Given problem:
Lines that contain the string "title" are to be copied; leave out all others.

Exercise data:
-*-

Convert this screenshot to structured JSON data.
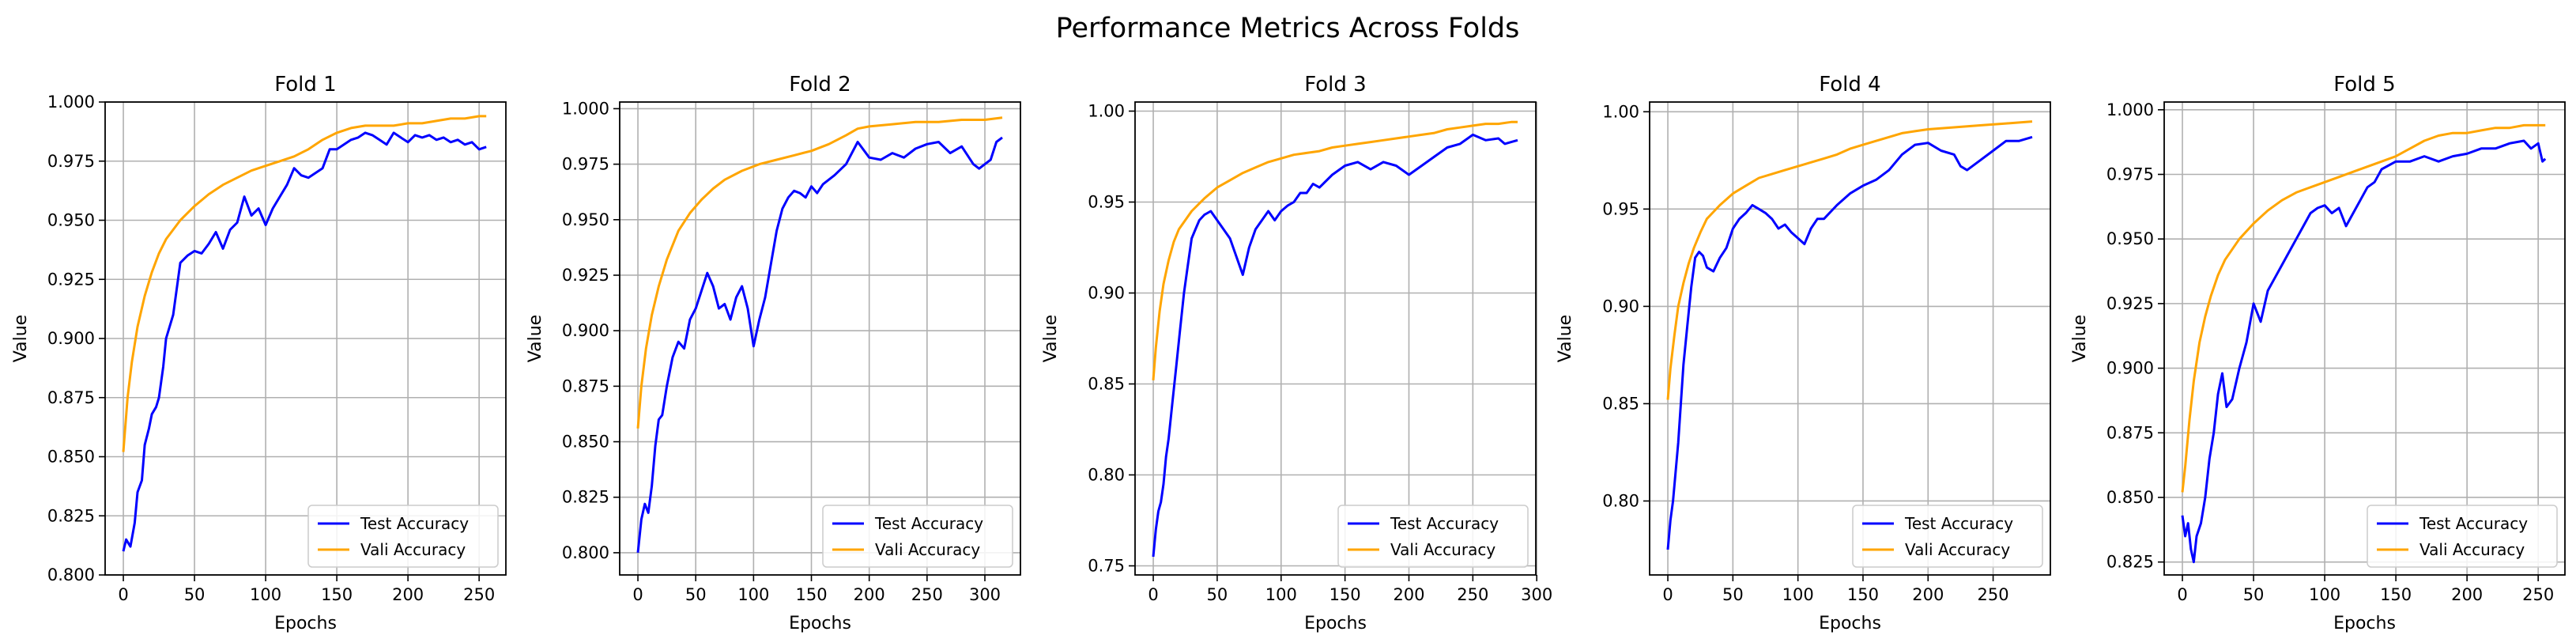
{
  "figure": {
    "title": "Performance Metrics Across Folds"
  },
  "colors": {
    "test": "#0000ff",
    "vali": "#ffa500",
    "grid": "#b0b0b0",
    "axes": "#000000"
  },
  "chart_data": [
    {
      "type": "line",
      "title": "Fold 1",
      "xlabel": "Epochs",
      "ylabel": "Value",
      "xlim": [
        -12.8,
        268.8
      ],
      "ylim": [
        0.8,
        1.0
      ],
      "xticks": [
        0,
        50,
        100,
        150,
        200,
        250
      ],
      "yticks": [
        0.8,
        0.825,
        0.85,
        0.875,
        0.9,
        0.925,
        0.95,
        0.975,
        1.0
      ],
      "ytick_labels": [
        "0.800",
        "0.825",
        "0.850",
        "0.875",
        "0.900",
        "0.925",
        "0.950",
        "0.975",
        "1.000"
      ],
      "grid": true,
      "legend": "lower-right",
      "series": [
        {
          "name": "Test Accuracy",
          "x": [
            0,
            2,
            5,
            8,
            10,
            13,
            15,
            18,
            20,
            23,
            25,
            28,
            30,
            35,
            40,
            45,
            50,
            55,
            60,
            65,
            70,
            75,
            80,
            85,
            90,
            95,
            100,
            105,
            110,
            115,
            120,
            125,
            130,
            135,
            140,
            145,
            150,
            155,
            160,
            165,
            170,
            175,
            180,
            185,
            190,
            195,
            200,
            205,
            210,
            215,
            220,
            225,
            230,
            235,
            240,
            245,
            250,
            255
          ],
          "y": [
            0.81,
            0.815,
            0.812,
            0.822,
            0.835,
            0.84,
            0.855,
            0.862,
            0.868,
            0.871,
            0.875,
            0.888,
            0.9,
            0.91,
            0.932,
            0.935,
            0.937,
            0.936,
            0.94,
            0.945,
            0.938,
            0.946,
            0.949,
            0.96,
            0.952,
            0.955,
            0.948,
            0.955,
            0.96,
            0.965,
            0.972,
            0.969,
            0.968,
            0.97,
            0.972,
            0.98,
            0.98,
            0.982,
            0.984,
            0.985,
            0.987,
            0.986,
            0.984,
            0.982,
            0.987,
            0.985,
            0.983,
            0.986,
            0.985,
            0.986,
            0.984,
            0.985,
            0.983,
            0.984,
            0.982,
            0.983,
            0.98,
            0.981
          ]
        },
        {
          "name": "Vali Accuracy",
          "x": [
            0,
            3,
            6,
            10,
            15,
            20,
            25,
            30,
            40,
            50,
            60,
            70,
            80,
            90,
            100,
            110,
            120,
            130,
            140,
            150,
            160,
            170,
            180,
            190,
            200,
            210,
            220,
            230,
            240,
            250,
            255
          ],
          "y": [
            0.852,
            0.875,
            0.89,
            0.905,
            0.918,
            0.928,
            0.936,
            0.942,
            0.95,
            0.956,
            0.961,
            0.965,
            0.968,
            0.971,
            0.973,
            0.975,
            0.977,
            0.98,
            0.984,
            0.987,
            0.989,
            0.99,
            0.99,
            0.99,
            0.991,
            0.991,
            0.992,
            0.993,
            0.993,
            0.994,
            0.994
          ]
        }
      ]
    },
    {
      "type": "line",
      "title": "Fold 2",
      "xlabel": "Epochs",
      "ylabel": "Value",
      "xlim": [
        -15.75,
        330.75
      ],
      "ylim": [
        0.79,
        1.003
      ],
      "xticks": [
        0,
        50,
        100,
        150,
        200,
        250,
        300
      ],
      "yticks": [
        0.8,
        0.825,
        0.85,
        0.875,
        0.9,
        0.925,
        0.95,
        0.975,
        1.0
      ],
      "ytick_labels": [
        "0.800",
        "0.825",
        "0.850",
        "0.875",
        "0.900",
        "0.925",
        "0.950",
        "0.975",
        "1.000"
      ],
      "grid": true,
      "legend": "lower-right",
      "series": [
        {
          "name": "Test Accuracy",
          "x": [
            0,
            3,
            6,
            9,
            12,
            15,
            18,
            21,
            25,
            30,
            35,
            40,
            45,
            50,
            55,
            60,
            65,
            70,
            75,
            80,
            85,
            90,
            95,
            100,
            105,
            110,
            115,
            120,
            125,
            130,
            135,
            140,
            145,
            150,
            155,
            160,
            170,
            180,
            190,
            200,
            210,
            220,
            230,
            240,
            250,
            260,
            270,
            280,
            290,
            295,
            300,
            305,
            310,
            315
          ],
          "y": [
            0.8,
            0.815,
            0.822,
            0.818,
            0.83,
            0.848,
            0.86,
            0.862,
            0.875,
            0.888,
            0.895,
            0.892,
            0.905,
            0.91,
            0.918,
            0.926,
            0.92,
            0.91,
            0.912,
            0.905,
            0.915,
            0.92,
            0.91,
            0.893,
            0.905,
            0.915,
            0.93,
            0.945,
            0.955,
            0.96,
            0.963,
            0.962,
            0.96,
            0.965,
            0.962,
            0.966,
            0.97,
            0.975,
            0.985,
            0.978,
            0.977,
            0.98,
            0.978,
            0.982,
            0.984,
            0.985,
            0.98,
            0.983,
            0.975,
            0.973,
            0.975,
            0.977,
            0.985,
            0.987
          ]
        },
        {
          "name": "Vali Accuracy",
          "x": [
            0,
            3,
            7,
            12,
            18,
            25,
            35,
            45,
            55,
            65,
            75,
            90,
            105,
            120,
            135,
            150,
            165,
            180,
            190,
            200,
            220,
            240,
            260,
            280,
            300,
            315
          ],
          "y": [
            0.856,
            0.875,
            0.892,
            0.907,
            0.92,
            0.932,
            0.945,
            0.953,
            0.959,
            0.964,
            0.968,
            0.972,
            0.975,
            0.977,
            0.979,
            0.981,
            0.984,
            0.988,
            0.991,
            0.992,
            0.993,
            0.994,
            0.994,
            0.995,
            0.995,
            0.996
          ]
        }
      ]
    },
    {
      "type": "line",
      "title": "Fold 3",
      "xlabel": "Epochs",
      "ylabel": "Value",
      "xlim": [
        -14.25,
        299.25
      ],
      "ylim": [
        0.745,
        1.005
      ],
      "xticks": [
        0,
        50,
        100,
        150,
        200,
        250,
        300
      ],
      "yticks": [
        0.75,
        0.8,
        0.85,
        0.9,
        0.95,
        1.0
      ],
      "ytick_labels": [
        "0.75",
        "0.80",
        "0.85",
        "0.90",
        "0.95",
        "1.00"
      ],
      "grid": true,
      "legend": "lower-right",
      "series": [
        {
          "name": "Test Accuracy",
          "x": [
            0,
            2,
            4,
            6,
            8,
            10,
            12,
            15,
            18,
            21,
            24,
            27,
            30,
            33,
            36,
            40,
            45,
            50,
            55,
            60,
            65,
            70,
            75,
            80,
            85,
            90,
            95,
            100,
            105,
            110,
            115,
            120,
            125,
            130,
            140,
            150,
            160,
            170,
            180,
            190,
            200,
            210,
            220,
            230,
            240,
            250,
            260,
            270,
            275,
            280,
            285
          ],
          "y": [
            0.755,
            0.77,
            0.78,
            0.785,
            0.795,
            0.81,
            0.82,
            0.84,
            0.86,
            0.88,
            0.9,
            0.915,
            0.93,
            0.935,
            0.94,
            0.943,
            0.945,
            0.94,
            0.935,
            0.93,
            0.92,
            0.91,
            0.925,
            0.935,
            0.94,
            0.945,
            0.94,
            0.945,
            0.948,
            0.95,
            0.955,
            0.955,
            0.96,
            0.958,
            0.965,
            0.97,
            0.972,
            0.968,
            0.972,
            0.97,
            0.965,
            0.97,
            0.975,
            0.98,
            0.982,
            0.987,
            0.984,
            0.985,
            0.982,
            0.983,
            0.984
          ]
        },
        {
          "name": "Vali Accuracy",
          "x": [
            0,
            2,
            5,
            8,
            12,
            16,
            20,
            25,
            30,
            40,
            50,
            60,
            70,
            80,
            90,
            100,
            110,
            120,
            130,
            140,
            150,
            160,
            170,
            180,
            190,
            200,
            210,
            220,
            230,
            240,
            250,
            260,
            270,
            280,
            285
          ],
          "y": [
            0.852,
            0.87,
            0.89,
            0.905,
            0.918,
            0.928,
            0.935,
            0.94,
            0.945,
            0.952,
            0.958,
            0.962,
            0.966,
            0.969,
            0.972,
            0.974,
            0.976,
            0.977,
            0.978,
            0.98,
            0.981,
            0.982,
            0.983,
            0.984,
            0.985,
            0.986,
            0.987,
            0.988,
            0.99,
            0.991,
            0.992,
            0.993,
            0.993,
            0.994,
            0.994
          ]
        }
      ]
    },
    {
      "type": "line",
      "title": "Fold 4",
      "xlabel": "Epochs",
      "ylabel": "Value",
      "xlim": [
        -14.0,
        294.0
      ],
      "ylim": [
        0.762,
        1.005
      ],
      "xticks": [
        0,
        50,
        100,
        150,
        200,
        250
      ],
      "yticks": [
        0.8,
        0.85,
        0.9,
        0.95,
        1.0
      ],
      "ytick_labels": [
        "0.80",
        "0.85",
        "0.90",
        "0.95",
        "1.00"
      ],
      "grid": true,
      "legend": "lower-right",
      "series": [
        {
          "name": "Test Accuracy",
          "x": [
            0,
            2,
            4,
            6,
            8,
            10,
            12,
            15,
            18,
            21,
            24,
            27,
            30,
            35,
            40,
            45,
            50,
            55,
            60,
            65,
            70,
            75,
            80,
            85,
            90,
            95,
            100,
            105,
            110,
            115,
            120,
            130,
            140,
            150,
            160,
            170,
            180,
            190,
            200,
            210,
            220,
            225,
            230,
            240,
            250,
            260,
            270,
            280
          ],
          "y": [
            0.775,
            0.79,
            0.8,
            0.815,
            0.83,
            0.85,
            0.87,
            0.89,
            0.91,
            0.925,
            0.928,
            0.926,
            0.92,
            0.918,
            0.925,
            0.93,
            0.94,
            0.945,
            0.948,
            0.952,
            0.95,
            0.948,
            0.945,
            0.94,
            0.942,
            0.938,
            0.935,
            0.932,
            0.94,
            0.945,
            0.945,
            0.952,
            0.958,
            0.962,
            0.965,
            0.97,
            0.978,
            0.983,
            0.984,
            0.98,
            0.978,
            0.972,
            0.97,
            0.975,
            0.98,
            0.985,
            0.985,
            0.987
          ]
        },
        {
          "name": "Vali Accuracy",
          "x": [
            0,
            2,
            5,
            8,
            12,
            16,
            20,
            25,
            30,
            40,
            50,
            60,
            70,
            80,
            90,
            100,
            110,
            120,
            130,
            140,
            150,
            160,
            170,
            180,
            190,
            200,
            220,
            240,
            260,
            280
          ],
          "y": [
            0.852,
            0.868,
            0.885,
            0.9,
            0.912,
            0.922,
            0.93,
            0.938,
            0.945,
            0.952,
            0.958,
            0.962,
            0.966,
            0.968,
            0.97,
            0.972,
            0.974,
            0.976,
            0.978,
            0.981,
            0.983,
            0.985,
            0.987,
            0.989,
            0.99,
            0.991,
            0.992,
            0.993,
            0.994,
            0.995
          ]
        }
      ]
    },
    {
      "type": "line",
      "title": "Fold 5",
      "xlabel": "Epochs",
      "ylabel": "Value",
      "xlim": [
        -12.8,
        268.8
      ],
      "ylim": [
        0.82,
        1.003
      ],
      "xticks": [
        0,
        50,
        100,
        150,
        200,
        250
      ],
      "yticks": [
        0.825,
        0.85,
        0.875,
        0.9,
        0.925,
        0.95,
        0.975,
        1.0
      ],
      "ytick_labels": [
        "0.825",
        "0.850",
        "0.875",
        "0.900",
        "0.925",
        "0.950",
        "0.975",
        "1.000"
      ],
      "grid": true,
      "legend": "lower-right",
      "series": [
        {
          "name": "Test Accuracy",
          "x": [
            0,
            2,
            4,
            6,
            8,
            10,
            13,
            16,
            19,
            22,
            25,
            28,
            31,
            35,
            40,
            45,
            50,
            55,
            60,
            65,
            70,
            75,
            80,
            85,
            90,
            95,
            100,
            105,
            110,
            115,
            120,
            125,
            130,
            135,
            140,
            150,
            160,
            170,
            180,
            190,
            200,
            210,
            220,
            230,
            240,
            245,
            250,
            253,
            255
          ],
          "y": [
            0.843,
            0.835,
            0.84,
            0.83,
            0.825,
            0.835,
            0.84,
            0.85,
            0.865,
            0.875,
            0.89,
            0.898,
            0.885,
            0.888,
            0.9,
            0.91,
            0.925,
            0.918,
            0.93,
            0.935,
            0.94,
            0.945,
            0.95,
            0.955,
            0.96,
            0.962,
            0.963,
            0.96,
            0.962,
            0.955,
            0.96,
            0.965,
            0.97,
            0.972,
            0.977,
            0.98,
            0.98,
            0.982,
            0.98,
            0.982,
            0.983,
            0.985,
            0.985,
            0.987,
            0.988,
            0.985,
            0.987,
            0.98,
            0.981
          ]
        },
        {
          "name": "Vali Accuracy",
          "x": [
            0,
            2,
            5,
            8,
            12,
            16,
            20,
            25,
            30,
            40,
            50,
            60,
            70,
            80,
            90,
            100,
            110,
            120,
            130,
            140,
            150,
            160,
            170,
            180,
            190,
            200,
            210,
            220,
            230,
            240,
            250,
            255
          ],
          "y": [
            0.852,
            0.862,
            0.88,
            0.895,
            0.91,
            0.92,
            0.928,
            0.936,
            0.942,
            0.95,
            0.956,
            0.961,
            0.965,
            0.968,
            0.97,
            0.972,
            0.974,
            0.976,
            0.978,
            0.98,
            0.982,
            0.985,
            0.988,
            0.99,
            0.991,
            0.991,
            0.992,
            0.993,
            0.993,
            0.994,
            0.994,
            0.994
          ]
        }
      ]
    }
  ]
}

-*-

Task solution:
    "title": "Performance Metrics Across Folds"
      "title": "Fold 1",
      "title": "Fold 2",
      "title": "Fold 3",
      "title": "Fold 4",
      "title": "Fold 5",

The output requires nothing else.